## begin DATA SHOWN
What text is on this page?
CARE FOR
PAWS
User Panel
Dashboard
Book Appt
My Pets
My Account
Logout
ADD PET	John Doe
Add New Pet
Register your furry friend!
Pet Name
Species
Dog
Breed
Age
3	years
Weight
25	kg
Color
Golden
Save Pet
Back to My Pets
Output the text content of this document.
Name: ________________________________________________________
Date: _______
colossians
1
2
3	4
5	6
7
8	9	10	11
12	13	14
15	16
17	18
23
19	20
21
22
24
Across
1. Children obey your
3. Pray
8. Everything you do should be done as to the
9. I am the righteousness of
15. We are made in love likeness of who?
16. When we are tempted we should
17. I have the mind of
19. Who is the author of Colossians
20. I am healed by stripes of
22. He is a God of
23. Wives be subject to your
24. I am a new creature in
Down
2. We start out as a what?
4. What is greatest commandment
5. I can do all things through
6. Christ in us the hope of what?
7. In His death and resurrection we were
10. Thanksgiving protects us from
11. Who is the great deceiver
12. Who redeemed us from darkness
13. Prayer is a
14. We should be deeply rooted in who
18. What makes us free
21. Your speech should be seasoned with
## end DATA SHOWN
Transcribe the data above in full, exactly.

* [FULL SOLUTION]:
What text is on this page?
CARE FOR
PAWS
User Panel
Dashboard
Book Appt
My Pets
My Account
Logout
ADD PET	John Doe
Add New Pet
Register your furry friend!
Pet Name
Species
Dog
Breed
Age
3	years
Weight
25	kg
Color
Golden
Save Pet
Back to My Pets
Output the text content of this document.
Name: ________________________________________________________
Date: _______
colossians
1
2
3	4
5	6
7
8	9	10	11
12	13	14
15	16
17	18
23
19	20
21
22
24
Across
1. Children obey your
3. Pray
8. Everything you do should be done as to the
9. I am the righteousness of
15. We are made in love likeness of who?
16. When we are tempted we should
17. I have the mind of
19. Who is the author of Colossians
20. I am healed by stripes of
22. He is a God of
23. Wives be subject to your
24. I am a new creature in
Down
2. We start out as a what?
4. What is greatest commandment
5. I can do all things through
6. Christ in us the hope of what?
7. In His death and resurrection we were
10. Thanksgiving protects us from
11. Who is the great deceiver
12. Who redeemed us from darkness
13. Prayer is a
14. We should be deeply rooted in who
18. What makes us free
21. Your speech should be seasoned with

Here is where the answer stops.